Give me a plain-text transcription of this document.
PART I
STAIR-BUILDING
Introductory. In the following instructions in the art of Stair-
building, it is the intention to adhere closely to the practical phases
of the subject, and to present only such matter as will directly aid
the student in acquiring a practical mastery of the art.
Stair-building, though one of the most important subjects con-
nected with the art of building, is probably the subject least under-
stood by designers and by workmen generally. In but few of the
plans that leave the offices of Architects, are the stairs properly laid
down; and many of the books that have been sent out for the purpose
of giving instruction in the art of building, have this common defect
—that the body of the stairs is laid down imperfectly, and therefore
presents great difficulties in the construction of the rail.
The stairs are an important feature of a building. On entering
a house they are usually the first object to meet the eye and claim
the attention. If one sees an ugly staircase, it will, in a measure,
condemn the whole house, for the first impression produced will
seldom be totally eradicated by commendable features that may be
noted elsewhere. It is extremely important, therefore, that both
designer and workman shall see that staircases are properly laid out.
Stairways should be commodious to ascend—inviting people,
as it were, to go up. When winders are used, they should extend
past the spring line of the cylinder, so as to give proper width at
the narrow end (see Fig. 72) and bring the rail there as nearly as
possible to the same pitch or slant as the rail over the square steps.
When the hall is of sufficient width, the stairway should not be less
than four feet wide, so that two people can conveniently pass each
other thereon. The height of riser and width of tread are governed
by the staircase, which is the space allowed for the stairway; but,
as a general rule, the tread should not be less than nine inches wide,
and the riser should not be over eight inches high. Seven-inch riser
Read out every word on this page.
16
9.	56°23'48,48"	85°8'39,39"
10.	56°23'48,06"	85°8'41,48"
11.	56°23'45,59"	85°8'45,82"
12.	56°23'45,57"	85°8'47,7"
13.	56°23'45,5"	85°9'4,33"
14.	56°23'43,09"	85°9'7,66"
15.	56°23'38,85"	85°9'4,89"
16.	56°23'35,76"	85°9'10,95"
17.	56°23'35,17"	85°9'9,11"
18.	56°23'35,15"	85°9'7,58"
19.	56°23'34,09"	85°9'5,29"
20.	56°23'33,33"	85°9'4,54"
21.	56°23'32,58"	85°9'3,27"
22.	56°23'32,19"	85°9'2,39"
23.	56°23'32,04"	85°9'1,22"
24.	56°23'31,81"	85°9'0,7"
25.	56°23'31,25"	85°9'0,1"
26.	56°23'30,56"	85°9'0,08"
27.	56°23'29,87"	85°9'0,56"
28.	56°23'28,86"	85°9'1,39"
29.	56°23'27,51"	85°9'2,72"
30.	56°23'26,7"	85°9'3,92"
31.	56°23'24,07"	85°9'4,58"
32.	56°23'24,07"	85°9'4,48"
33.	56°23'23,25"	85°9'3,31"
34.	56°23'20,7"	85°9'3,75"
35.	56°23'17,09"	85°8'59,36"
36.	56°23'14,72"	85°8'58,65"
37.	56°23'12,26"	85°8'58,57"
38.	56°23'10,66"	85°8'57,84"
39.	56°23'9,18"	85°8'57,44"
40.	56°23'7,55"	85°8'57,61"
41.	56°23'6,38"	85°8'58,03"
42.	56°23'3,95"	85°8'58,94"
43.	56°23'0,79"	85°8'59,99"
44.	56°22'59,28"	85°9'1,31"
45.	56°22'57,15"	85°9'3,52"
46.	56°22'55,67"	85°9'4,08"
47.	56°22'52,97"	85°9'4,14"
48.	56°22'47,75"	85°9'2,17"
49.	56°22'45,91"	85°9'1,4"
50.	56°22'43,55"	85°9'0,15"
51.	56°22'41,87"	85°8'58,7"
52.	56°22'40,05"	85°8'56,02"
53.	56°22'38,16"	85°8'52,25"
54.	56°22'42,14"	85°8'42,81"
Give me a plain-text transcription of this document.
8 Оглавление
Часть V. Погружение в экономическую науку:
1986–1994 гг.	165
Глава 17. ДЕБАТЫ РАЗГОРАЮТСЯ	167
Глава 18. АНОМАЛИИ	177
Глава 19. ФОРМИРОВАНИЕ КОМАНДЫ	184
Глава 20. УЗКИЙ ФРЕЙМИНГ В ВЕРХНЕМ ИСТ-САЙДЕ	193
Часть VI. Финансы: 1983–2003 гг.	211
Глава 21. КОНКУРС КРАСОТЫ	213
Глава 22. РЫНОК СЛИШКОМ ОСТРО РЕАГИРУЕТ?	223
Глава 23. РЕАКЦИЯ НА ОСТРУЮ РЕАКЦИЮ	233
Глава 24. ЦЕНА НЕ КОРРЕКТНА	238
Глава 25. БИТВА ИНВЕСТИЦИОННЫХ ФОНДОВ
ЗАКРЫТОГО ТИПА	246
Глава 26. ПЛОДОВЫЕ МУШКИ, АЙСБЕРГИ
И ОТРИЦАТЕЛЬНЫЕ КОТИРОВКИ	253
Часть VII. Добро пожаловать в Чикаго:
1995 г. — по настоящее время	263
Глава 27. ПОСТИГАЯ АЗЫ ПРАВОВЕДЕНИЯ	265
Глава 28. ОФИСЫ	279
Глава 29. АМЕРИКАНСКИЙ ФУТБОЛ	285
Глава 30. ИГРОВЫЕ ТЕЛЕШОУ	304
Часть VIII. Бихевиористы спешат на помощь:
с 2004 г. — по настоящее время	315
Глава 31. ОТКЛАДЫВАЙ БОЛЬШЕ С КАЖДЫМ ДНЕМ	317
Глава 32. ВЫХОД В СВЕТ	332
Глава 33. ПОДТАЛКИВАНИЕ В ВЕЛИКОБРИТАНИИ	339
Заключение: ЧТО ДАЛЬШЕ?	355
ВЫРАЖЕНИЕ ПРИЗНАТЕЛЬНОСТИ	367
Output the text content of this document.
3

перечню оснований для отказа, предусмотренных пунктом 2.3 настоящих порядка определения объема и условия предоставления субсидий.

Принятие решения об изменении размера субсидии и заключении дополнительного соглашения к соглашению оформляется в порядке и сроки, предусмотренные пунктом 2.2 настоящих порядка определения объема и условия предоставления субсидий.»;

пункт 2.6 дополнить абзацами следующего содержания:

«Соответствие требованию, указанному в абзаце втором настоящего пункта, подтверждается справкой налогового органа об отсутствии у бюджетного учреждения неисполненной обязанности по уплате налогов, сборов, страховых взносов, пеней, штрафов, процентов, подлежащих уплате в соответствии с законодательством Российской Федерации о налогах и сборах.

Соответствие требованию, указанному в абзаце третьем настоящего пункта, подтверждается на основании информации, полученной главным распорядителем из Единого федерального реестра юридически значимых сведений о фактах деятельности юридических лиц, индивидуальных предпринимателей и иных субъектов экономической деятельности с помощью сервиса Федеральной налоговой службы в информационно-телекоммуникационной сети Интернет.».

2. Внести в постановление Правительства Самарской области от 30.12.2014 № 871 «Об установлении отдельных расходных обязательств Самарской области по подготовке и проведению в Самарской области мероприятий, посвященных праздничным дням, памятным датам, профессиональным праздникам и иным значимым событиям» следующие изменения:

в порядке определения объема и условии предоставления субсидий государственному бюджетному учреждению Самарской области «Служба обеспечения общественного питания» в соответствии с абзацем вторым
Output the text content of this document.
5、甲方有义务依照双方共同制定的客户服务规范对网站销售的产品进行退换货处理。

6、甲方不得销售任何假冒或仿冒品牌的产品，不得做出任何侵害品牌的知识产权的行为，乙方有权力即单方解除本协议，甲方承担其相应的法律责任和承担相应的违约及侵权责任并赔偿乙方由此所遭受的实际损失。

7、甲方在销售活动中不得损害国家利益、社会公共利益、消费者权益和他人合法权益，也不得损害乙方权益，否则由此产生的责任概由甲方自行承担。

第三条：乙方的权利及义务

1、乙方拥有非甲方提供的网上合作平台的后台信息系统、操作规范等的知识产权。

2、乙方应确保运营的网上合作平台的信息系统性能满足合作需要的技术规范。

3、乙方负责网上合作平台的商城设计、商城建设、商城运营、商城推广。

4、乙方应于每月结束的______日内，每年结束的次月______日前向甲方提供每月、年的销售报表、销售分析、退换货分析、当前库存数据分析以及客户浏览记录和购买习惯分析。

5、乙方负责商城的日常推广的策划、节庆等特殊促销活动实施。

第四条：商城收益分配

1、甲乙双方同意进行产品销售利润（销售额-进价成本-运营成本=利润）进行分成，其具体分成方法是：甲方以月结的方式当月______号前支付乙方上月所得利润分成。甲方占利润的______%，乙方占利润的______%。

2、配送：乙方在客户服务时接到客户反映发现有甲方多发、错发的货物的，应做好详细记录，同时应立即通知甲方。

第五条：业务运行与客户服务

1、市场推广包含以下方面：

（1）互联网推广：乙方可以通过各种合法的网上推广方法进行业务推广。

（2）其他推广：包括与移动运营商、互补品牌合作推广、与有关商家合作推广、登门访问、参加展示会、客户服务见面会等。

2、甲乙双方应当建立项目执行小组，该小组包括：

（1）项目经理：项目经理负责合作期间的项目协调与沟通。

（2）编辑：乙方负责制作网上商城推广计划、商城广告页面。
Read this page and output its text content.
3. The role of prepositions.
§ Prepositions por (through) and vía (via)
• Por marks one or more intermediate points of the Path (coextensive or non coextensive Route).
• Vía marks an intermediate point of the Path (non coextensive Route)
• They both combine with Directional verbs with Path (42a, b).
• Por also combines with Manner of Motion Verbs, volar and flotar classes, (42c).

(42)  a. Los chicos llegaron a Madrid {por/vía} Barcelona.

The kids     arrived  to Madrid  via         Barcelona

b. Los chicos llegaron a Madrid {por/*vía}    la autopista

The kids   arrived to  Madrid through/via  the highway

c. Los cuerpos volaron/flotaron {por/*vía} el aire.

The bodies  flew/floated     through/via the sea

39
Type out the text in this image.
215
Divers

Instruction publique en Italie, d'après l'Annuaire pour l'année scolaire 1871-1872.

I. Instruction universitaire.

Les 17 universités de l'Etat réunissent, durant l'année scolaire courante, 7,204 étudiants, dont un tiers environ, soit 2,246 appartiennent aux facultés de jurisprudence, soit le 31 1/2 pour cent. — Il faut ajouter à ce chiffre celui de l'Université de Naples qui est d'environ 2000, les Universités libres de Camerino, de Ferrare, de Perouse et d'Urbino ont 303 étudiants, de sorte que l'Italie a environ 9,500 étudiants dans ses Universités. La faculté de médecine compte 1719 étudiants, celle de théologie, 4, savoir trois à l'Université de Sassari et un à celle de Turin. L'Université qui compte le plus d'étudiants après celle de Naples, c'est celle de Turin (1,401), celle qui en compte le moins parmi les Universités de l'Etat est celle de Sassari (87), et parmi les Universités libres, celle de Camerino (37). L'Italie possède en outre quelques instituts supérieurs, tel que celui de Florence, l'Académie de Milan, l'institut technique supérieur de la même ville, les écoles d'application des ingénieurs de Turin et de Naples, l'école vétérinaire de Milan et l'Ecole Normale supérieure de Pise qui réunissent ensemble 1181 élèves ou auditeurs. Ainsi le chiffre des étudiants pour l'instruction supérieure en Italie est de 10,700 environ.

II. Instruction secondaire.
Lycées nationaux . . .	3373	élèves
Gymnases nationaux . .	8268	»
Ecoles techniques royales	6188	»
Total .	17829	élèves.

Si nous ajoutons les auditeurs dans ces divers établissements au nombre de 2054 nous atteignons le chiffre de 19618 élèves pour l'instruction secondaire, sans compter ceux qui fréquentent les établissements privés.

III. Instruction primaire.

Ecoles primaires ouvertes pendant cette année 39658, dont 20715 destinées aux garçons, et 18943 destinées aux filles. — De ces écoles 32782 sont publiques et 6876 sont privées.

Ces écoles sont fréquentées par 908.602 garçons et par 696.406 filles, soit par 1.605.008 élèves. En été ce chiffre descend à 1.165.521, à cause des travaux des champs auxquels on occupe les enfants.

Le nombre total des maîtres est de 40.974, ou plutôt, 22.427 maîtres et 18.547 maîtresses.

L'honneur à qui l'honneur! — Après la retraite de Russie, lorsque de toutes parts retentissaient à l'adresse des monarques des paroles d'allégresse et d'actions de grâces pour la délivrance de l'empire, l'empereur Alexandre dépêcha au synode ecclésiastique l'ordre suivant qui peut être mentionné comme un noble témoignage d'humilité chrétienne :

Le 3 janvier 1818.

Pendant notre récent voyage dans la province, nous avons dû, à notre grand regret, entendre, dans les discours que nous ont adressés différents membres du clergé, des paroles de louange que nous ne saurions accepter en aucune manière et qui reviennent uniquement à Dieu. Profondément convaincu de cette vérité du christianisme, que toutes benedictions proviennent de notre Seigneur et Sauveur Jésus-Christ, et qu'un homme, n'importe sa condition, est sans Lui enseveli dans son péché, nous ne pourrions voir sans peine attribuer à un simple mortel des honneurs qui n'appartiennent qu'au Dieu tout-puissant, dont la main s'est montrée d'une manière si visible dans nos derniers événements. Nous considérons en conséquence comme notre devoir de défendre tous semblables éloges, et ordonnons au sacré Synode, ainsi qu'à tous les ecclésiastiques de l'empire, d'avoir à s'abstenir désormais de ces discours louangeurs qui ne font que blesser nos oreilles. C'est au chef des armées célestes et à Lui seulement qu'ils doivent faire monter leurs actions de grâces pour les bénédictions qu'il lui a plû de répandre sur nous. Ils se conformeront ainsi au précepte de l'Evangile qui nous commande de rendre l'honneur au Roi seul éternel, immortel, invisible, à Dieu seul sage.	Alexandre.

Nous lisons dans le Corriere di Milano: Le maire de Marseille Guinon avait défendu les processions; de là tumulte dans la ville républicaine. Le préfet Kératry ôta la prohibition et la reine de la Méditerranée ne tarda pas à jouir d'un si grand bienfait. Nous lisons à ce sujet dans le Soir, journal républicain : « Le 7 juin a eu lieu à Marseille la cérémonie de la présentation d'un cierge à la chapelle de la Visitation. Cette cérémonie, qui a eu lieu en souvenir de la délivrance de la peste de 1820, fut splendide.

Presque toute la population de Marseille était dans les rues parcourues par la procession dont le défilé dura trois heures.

##########

__GOAL OF THE EXERCISE__
From the data above, copy each line that has the string "with".

__WORKED SOLUTION__
nected with the art of building, is probably the subject least under-
• They both combine with Directional verbs with Path (42a, b).
• Por also combines with Manner of Motion Verbs, volar and flotar classes, (42c).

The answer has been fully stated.